### The exercise
Every record here should be printed again exactly.

### Data
● ● ● ●

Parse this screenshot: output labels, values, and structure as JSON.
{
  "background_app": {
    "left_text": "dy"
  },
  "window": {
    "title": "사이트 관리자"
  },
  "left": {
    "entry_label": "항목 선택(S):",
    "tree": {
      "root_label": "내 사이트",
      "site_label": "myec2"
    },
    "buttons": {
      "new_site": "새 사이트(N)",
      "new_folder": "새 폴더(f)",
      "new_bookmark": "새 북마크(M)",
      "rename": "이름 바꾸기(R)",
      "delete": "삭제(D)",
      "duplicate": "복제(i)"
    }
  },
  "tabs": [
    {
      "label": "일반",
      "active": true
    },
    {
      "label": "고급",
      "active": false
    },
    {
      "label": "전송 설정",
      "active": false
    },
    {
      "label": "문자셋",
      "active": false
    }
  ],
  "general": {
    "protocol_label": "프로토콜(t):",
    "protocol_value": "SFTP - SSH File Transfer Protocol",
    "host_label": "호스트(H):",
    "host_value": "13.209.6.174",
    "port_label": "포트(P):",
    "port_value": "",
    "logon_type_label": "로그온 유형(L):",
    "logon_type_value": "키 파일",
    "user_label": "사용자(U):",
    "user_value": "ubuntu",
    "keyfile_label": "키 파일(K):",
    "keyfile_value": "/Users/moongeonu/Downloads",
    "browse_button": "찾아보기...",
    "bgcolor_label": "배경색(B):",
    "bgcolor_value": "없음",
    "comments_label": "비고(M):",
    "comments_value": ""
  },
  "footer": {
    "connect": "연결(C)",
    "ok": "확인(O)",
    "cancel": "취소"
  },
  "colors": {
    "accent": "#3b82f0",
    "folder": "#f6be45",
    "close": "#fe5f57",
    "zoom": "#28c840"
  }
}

● ● ● ●

### Correct result
Parse this screenshot: output labels, values, and structure as JSON.
{
  "background_app": {
    "left_text": "dy"
  },
  "window": {
    "title": "사이트 관리자"
  },
  "left": {
    "entry_label": "항목 선택(S):",
    "tree": {
      "root_label": "내 사이트",
      "site_label": "myec2"
    },
    "buttons": {
      "new_site": "새 사이트(N)",
      "new_folder": "새 폴더(f)",
      "new_bookmark": "새 북마크(M)",
      "rename": "이름 바꾸기(R)",
      "delete": "삭제(D)",
      "duplicate": "복제(i)"
    }
  },
  "tabs": [
    {
      "label": "일반",
      "active": true
    },
    {
      "label": "고급",
      "active": false
    },
    {
      "label": "전송 설정",
      "active": false
    },
    {
      "label": "문자셋",
      "active": false
    }
  ],
  "general": {
    "protocol_label": "프로토콜(t):",
    "protocol_value": "SFTP - SSH File Transfer Protocol",
    "host_label": "호스트(H):",
    "host_value": "13.209.6.174",
    "port_label": "포트(P):",
    "port_value": "",
    "logon_type_label": "로그온 유형(L):",
    "logon_type_value": "키 파일",
    "user_label": "사용자(U):",
    "user_value": "ubuntu",
    "keyfile_label": "키 파일(K):",
    "keyfile_value": "/Users/moongeonu/Downloads",
    "browse_button": "찾아보기...",
    "bgcolor_label": "배경색(B):",
    "bgcolor_value": "없음",
    "comments_label": "비고(M):",
    "comments_value": ""
  },
  "footer": {
    "connect": "연결(C)",
    "ok": "확인(O)",
    "cancel": "취소"
  },
  "colors": {
    "accent": "#3b82f0",
    "folder": "#f6be45",
    "close": "#fe5f57",
    "zoom": "#28c840"
  }
}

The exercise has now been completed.